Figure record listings
[Begin]

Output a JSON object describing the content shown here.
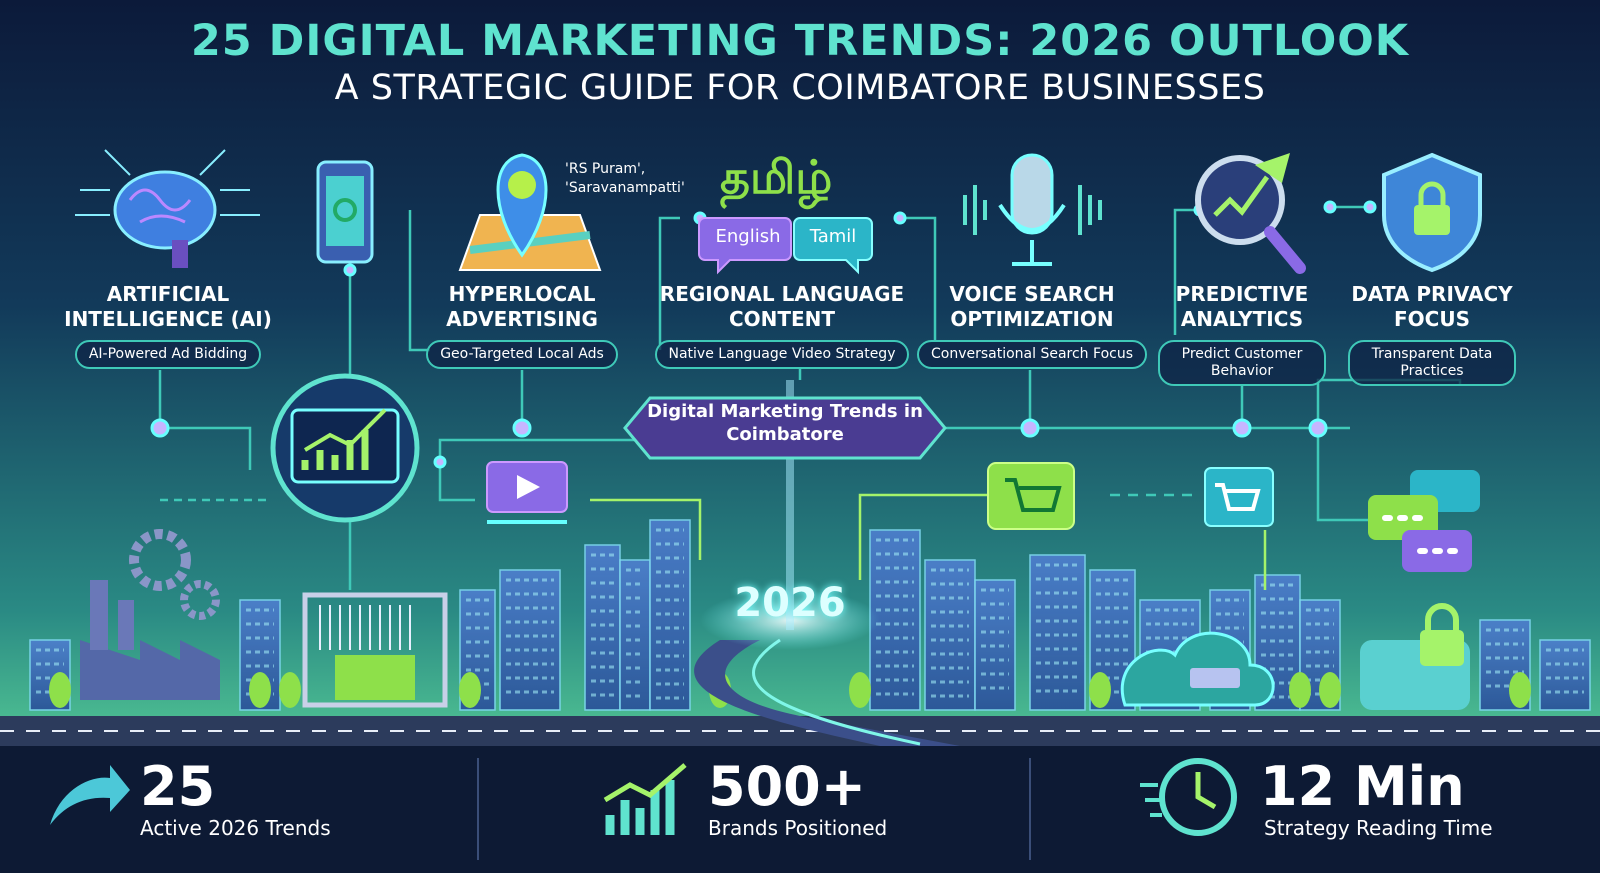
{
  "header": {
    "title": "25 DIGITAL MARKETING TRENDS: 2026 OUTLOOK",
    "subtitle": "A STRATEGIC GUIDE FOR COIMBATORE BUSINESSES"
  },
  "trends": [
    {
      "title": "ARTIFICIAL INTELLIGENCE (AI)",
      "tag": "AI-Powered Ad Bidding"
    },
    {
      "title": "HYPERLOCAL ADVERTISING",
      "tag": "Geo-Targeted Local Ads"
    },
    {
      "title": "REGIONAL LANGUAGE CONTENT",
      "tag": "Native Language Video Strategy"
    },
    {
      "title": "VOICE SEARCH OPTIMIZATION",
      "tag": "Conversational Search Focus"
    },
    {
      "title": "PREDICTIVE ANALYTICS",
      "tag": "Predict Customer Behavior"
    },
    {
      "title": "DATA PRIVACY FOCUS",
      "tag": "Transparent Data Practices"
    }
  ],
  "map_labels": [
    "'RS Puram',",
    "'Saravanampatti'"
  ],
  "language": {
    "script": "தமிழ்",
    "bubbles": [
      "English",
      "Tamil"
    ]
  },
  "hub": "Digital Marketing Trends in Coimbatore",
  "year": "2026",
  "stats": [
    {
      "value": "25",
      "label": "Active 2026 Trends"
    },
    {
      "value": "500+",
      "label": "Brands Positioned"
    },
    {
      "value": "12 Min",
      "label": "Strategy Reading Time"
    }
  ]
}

[End]
[Begin]

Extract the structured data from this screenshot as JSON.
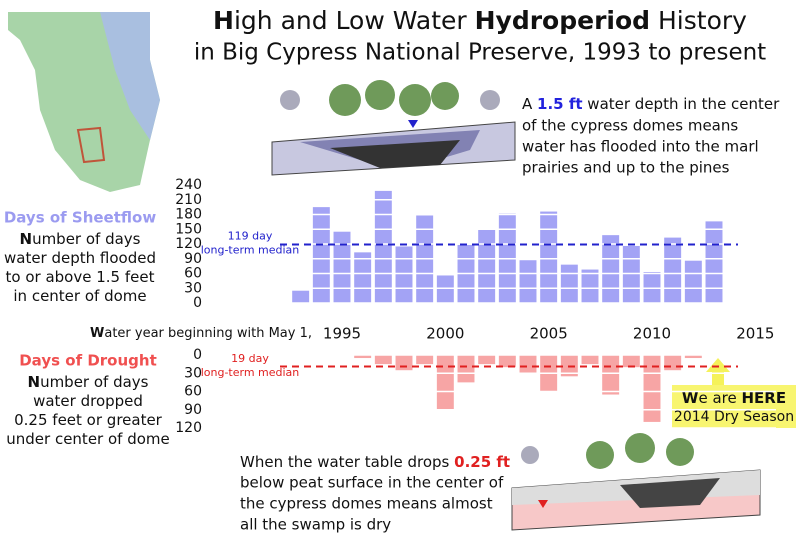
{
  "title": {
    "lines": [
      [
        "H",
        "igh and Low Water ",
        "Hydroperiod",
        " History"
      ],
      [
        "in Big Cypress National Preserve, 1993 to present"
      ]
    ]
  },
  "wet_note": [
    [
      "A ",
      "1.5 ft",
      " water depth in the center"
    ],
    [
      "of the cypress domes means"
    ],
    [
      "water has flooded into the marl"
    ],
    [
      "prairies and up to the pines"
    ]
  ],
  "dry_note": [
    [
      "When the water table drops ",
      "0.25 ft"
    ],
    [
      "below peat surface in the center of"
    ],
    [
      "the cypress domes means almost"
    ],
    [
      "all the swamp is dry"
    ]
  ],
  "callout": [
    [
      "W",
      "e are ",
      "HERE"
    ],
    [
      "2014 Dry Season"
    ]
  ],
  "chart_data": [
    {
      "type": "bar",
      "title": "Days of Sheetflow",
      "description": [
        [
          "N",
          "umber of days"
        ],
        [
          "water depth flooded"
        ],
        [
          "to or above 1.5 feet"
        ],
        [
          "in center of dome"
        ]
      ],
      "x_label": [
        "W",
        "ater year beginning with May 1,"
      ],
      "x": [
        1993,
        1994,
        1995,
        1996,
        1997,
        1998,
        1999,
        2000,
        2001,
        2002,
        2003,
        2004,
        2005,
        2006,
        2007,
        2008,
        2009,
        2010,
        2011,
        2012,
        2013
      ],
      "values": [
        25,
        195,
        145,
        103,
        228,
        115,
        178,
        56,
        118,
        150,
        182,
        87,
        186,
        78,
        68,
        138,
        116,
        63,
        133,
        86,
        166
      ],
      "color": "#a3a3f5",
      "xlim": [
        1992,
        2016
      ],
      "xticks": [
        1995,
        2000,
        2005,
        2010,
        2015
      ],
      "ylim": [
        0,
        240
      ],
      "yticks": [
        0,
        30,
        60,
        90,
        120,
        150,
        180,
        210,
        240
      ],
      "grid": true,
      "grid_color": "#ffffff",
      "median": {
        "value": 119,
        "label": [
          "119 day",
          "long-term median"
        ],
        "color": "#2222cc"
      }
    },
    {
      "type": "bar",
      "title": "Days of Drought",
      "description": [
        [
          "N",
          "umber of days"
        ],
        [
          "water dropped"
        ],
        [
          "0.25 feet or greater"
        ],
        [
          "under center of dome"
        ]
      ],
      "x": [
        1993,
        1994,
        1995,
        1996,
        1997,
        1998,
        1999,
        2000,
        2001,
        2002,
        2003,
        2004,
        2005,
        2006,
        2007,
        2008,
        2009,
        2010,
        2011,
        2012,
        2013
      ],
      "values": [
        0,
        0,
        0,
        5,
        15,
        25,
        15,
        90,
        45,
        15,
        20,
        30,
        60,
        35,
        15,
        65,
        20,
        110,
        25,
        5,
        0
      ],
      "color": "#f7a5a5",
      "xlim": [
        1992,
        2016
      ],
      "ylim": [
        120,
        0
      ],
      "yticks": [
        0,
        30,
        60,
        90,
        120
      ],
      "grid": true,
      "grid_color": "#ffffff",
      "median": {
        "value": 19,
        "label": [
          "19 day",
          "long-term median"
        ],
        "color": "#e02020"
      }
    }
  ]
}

[End]
[Begin]

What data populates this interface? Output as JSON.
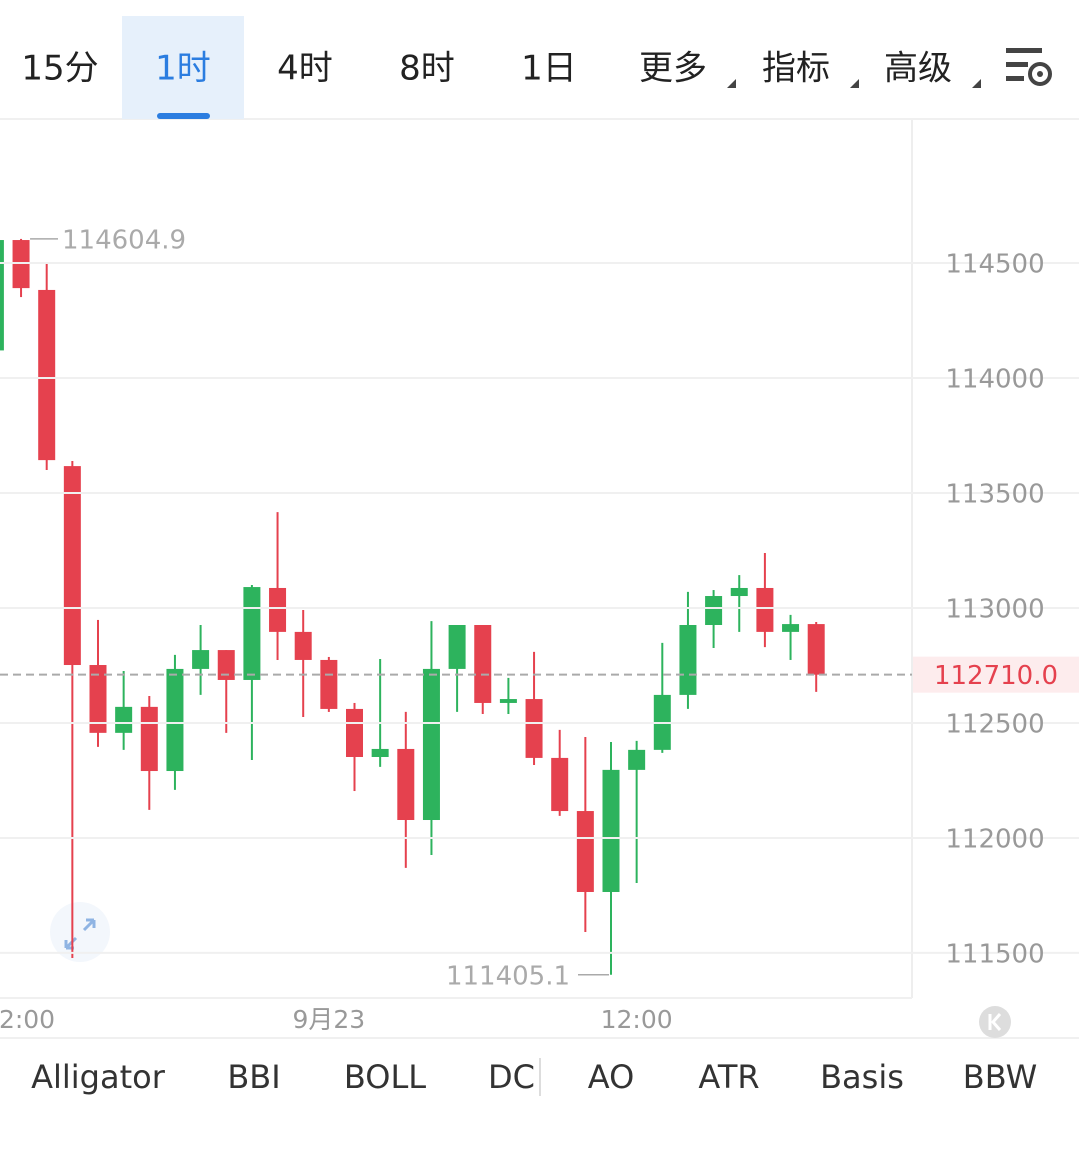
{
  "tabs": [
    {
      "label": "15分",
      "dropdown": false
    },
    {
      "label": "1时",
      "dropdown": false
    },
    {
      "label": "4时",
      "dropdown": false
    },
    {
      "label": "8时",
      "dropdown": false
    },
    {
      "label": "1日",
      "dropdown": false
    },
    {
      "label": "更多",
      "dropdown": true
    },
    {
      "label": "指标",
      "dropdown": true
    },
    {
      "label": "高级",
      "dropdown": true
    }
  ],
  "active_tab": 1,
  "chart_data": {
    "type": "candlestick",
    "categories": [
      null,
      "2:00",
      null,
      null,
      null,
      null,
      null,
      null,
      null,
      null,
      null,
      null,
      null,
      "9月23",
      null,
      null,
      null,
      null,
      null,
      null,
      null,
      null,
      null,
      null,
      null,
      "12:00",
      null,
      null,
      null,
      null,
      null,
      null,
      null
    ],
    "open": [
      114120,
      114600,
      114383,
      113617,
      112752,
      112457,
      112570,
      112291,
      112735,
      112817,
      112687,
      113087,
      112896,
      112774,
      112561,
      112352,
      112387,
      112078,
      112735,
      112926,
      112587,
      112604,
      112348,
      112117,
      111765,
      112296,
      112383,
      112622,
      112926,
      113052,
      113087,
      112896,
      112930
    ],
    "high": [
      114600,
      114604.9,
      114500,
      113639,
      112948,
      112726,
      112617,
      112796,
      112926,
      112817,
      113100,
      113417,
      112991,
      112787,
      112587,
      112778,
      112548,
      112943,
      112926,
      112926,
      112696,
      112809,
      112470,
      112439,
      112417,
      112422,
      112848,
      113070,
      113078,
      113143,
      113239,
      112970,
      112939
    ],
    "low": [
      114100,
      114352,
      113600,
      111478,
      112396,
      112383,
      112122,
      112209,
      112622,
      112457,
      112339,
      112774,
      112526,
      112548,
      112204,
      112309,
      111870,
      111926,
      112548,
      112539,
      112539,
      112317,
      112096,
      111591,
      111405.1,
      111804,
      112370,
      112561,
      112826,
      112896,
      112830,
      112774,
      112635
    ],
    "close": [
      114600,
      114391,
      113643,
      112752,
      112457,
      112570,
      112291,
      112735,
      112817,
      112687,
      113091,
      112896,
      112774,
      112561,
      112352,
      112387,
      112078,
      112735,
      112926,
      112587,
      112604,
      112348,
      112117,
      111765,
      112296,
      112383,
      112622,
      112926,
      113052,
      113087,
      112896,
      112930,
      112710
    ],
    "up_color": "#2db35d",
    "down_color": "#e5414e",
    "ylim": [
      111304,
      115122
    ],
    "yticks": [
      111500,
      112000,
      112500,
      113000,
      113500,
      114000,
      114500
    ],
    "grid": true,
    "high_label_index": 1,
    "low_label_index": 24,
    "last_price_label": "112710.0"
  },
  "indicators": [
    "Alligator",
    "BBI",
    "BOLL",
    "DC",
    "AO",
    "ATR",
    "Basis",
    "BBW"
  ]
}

[End]

Filter the records above for lines containing the word "Strategy", and copy those lines.

PROBLEM SOLUTION:
      "tag": "Native Language Video Strategy"
      "label": "Strategy Reading Time"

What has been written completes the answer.